◆ Records supplied ◆
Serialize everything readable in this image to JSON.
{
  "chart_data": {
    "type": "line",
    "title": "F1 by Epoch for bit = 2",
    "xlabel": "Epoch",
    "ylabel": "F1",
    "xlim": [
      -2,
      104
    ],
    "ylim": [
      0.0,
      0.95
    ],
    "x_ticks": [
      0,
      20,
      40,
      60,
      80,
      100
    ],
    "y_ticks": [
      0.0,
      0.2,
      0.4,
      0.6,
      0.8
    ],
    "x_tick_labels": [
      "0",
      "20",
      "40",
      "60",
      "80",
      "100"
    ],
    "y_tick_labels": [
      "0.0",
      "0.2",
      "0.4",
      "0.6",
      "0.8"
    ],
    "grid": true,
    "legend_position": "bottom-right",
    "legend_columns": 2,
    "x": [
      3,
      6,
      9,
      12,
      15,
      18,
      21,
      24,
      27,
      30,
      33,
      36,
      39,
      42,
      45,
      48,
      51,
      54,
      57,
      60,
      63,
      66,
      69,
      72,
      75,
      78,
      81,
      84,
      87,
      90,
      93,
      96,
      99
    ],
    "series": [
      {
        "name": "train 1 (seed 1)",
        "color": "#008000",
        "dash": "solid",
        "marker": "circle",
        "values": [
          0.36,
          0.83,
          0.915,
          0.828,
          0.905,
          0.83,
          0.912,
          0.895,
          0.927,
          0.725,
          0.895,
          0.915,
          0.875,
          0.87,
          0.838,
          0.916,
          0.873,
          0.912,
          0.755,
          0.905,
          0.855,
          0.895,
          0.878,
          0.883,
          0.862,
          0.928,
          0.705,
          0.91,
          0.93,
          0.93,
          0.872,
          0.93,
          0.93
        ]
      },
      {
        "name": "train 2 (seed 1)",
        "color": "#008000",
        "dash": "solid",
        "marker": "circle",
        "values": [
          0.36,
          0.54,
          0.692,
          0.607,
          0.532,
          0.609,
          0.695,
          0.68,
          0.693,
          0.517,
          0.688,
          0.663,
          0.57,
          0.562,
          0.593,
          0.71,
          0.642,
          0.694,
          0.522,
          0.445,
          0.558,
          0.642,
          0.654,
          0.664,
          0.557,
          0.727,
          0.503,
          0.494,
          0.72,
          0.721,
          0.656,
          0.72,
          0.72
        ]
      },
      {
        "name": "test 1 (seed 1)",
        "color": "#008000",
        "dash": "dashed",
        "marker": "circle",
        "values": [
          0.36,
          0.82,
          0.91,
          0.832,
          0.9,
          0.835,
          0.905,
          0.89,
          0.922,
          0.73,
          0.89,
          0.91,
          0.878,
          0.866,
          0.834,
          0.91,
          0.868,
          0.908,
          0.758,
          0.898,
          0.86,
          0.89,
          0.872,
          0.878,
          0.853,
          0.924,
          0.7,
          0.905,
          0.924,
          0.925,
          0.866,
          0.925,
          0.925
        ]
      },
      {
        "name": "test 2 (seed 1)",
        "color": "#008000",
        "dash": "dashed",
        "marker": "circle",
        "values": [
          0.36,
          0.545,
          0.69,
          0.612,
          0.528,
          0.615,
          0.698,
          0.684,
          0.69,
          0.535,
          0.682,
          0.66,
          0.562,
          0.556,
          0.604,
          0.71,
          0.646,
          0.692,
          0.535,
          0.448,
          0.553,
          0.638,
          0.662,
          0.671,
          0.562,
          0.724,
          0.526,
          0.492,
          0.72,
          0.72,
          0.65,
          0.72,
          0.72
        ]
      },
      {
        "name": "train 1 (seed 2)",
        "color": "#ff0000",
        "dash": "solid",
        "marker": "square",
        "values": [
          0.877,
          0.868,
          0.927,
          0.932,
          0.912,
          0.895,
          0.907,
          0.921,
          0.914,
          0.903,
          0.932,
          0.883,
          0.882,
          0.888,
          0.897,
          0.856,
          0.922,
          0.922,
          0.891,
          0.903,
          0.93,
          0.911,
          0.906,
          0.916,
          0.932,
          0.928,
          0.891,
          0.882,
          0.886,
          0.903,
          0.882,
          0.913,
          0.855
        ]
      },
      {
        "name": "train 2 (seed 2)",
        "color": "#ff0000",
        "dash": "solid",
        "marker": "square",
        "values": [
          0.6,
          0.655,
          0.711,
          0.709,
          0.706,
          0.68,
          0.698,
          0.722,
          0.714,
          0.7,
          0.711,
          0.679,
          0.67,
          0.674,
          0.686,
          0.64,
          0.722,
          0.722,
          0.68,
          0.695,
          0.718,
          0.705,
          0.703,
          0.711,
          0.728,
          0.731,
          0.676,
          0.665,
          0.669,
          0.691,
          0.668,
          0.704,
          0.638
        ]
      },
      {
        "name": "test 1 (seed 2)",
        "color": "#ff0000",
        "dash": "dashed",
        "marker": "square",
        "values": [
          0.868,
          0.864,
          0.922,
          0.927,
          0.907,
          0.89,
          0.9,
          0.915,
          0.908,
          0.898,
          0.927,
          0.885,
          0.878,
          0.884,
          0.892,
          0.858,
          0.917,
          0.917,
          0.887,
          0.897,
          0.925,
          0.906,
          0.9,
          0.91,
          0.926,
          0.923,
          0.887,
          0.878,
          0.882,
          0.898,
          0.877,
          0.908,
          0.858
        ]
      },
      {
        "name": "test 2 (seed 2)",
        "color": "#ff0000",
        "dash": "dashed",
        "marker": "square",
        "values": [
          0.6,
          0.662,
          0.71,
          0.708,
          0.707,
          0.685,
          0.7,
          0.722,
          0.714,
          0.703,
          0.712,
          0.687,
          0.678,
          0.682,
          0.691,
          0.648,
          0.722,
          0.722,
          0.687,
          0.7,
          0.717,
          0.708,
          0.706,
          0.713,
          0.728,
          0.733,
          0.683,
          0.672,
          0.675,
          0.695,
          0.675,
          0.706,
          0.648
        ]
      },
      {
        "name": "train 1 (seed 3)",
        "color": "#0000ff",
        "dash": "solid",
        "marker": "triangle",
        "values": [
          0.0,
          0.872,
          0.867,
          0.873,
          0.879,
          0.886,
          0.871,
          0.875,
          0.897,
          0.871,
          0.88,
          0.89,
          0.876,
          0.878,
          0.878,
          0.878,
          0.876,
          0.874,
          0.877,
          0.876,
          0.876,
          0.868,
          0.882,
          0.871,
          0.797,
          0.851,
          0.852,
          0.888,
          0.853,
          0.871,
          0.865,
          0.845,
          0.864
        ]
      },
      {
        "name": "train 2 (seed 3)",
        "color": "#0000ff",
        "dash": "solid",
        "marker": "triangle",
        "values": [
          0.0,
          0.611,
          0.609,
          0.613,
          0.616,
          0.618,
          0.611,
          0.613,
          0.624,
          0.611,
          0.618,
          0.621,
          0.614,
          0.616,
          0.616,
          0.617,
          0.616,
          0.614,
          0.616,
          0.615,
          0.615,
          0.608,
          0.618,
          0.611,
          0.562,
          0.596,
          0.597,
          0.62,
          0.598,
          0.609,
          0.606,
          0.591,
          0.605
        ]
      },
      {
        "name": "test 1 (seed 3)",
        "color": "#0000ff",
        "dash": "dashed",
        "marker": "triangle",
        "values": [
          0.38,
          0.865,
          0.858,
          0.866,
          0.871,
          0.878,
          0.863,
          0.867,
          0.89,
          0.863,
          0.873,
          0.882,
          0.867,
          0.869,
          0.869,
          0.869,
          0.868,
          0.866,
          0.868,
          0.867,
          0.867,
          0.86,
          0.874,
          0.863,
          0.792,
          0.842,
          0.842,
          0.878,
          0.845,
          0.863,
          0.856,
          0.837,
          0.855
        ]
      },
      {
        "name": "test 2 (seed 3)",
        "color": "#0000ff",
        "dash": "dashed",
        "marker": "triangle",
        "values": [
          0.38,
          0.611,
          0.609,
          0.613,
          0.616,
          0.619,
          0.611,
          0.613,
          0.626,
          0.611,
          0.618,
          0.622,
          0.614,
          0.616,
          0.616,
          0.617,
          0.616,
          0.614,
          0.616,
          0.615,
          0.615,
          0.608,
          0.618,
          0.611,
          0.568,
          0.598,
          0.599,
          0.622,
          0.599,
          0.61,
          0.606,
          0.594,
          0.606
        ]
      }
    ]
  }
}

◆ Required work ◆
Within the listing above, find every line containing the string "seed" and return it.

◆ Answer to this exercise ◆
        "name": "train 1 (seed 1)",
        "name": "train 2 (seed 1)",
        "name": "test 1 (seed 1)",
        "name": "test 2 (seed 1)",
        "name": "train 1 (seed 2)",
        "name": "train 2 (seed 2)",
        "name": "test 1 (seed 2)",
        "name": "test 2 (seed 2)",
        "name": "train 1 (seed 3)",
        "name": "train 2 (seed 3)",
        "name": "test 1 (seed 3)",
        "name": "test 2 (seed 3)",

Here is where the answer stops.